REQUIREMENT » Identify every line in the records below that contains the word "rate", and copy each of those lines.

DATA EXTRACT »

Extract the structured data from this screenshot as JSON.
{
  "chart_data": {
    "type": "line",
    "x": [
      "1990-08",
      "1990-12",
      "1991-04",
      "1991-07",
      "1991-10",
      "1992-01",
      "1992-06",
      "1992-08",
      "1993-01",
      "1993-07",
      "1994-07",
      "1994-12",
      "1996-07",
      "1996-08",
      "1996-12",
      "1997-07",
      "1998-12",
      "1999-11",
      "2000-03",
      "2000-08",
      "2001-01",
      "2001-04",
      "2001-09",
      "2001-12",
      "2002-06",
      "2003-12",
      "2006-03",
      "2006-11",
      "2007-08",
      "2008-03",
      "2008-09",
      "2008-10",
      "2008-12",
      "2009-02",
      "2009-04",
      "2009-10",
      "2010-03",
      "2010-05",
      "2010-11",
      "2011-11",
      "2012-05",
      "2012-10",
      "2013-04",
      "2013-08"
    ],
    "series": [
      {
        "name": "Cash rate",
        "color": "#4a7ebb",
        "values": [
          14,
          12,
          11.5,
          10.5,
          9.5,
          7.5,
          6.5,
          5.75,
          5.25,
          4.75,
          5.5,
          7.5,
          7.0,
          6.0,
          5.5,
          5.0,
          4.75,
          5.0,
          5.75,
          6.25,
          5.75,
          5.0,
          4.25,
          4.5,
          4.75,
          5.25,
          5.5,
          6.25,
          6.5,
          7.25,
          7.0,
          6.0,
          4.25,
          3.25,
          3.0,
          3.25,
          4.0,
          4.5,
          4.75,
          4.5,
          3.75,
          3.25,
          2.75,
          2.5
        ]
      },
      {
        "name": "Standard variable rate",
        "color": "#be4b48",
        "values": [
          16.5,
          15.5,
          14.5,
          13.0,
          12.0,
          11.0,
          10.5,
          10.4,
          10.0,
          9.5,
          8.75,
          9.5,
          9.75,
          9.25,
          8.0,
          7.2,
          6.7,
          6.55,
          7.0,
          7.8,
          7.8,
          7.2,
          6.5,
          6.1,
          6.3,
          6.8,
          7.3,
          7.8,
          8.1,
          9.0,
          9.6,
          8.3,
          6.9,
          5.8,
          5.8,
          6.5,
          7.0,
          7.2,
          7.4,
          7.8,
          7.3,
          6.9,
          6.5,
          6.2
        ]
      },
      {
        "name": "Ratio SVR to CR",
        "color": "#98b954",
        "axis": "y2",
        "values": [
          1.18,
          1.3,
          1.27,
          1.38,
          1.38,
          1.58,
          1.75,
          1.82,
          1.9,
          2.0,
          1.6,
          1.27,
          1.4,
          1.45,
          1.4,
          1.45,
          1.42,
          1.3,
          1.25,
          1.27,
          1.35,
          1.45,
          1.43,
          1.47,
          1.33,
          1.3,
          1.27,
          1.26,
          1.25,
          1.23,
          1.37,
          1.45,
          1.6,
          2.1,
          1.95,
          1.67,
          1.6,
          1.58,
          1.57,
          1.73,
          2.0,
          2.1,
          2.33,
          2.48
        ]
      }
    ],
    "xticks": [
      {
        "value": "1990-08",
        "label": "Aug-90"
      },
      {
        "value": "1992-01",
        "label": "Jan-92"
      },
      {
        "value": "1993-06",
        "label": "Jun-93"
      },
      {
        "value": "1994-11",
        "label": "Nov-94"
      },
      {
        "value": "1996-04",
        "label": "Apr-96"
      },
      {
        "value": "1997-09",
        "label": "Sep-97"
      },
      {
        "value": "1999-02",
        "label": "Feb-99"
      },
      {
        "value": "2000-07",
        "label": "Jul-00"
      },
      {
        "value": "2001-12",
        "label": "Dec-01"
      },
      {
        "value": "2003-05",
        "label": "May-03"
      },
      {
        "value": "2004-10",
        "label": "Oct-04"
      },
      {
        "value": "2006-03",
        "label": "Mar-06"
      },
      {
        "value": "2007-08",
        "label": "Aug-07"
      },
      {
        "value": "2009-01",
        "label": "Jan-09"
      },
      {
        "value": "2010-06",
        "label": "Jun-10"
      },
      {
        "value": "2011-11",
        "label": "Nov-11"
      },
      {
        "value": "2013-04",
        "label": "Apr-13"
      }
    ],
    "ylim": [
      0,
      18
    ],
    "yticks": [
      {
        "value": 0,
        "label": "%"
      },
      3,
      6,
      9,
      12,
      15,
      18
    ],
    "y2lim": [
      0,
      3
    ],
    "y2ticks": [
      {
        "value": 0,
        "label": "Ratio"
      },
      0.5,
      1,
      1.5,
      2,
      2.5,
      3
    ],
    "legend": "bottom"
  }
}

WORKED ANSWER »
        "name": "Cash rate",
        "name": "Standard variable rate",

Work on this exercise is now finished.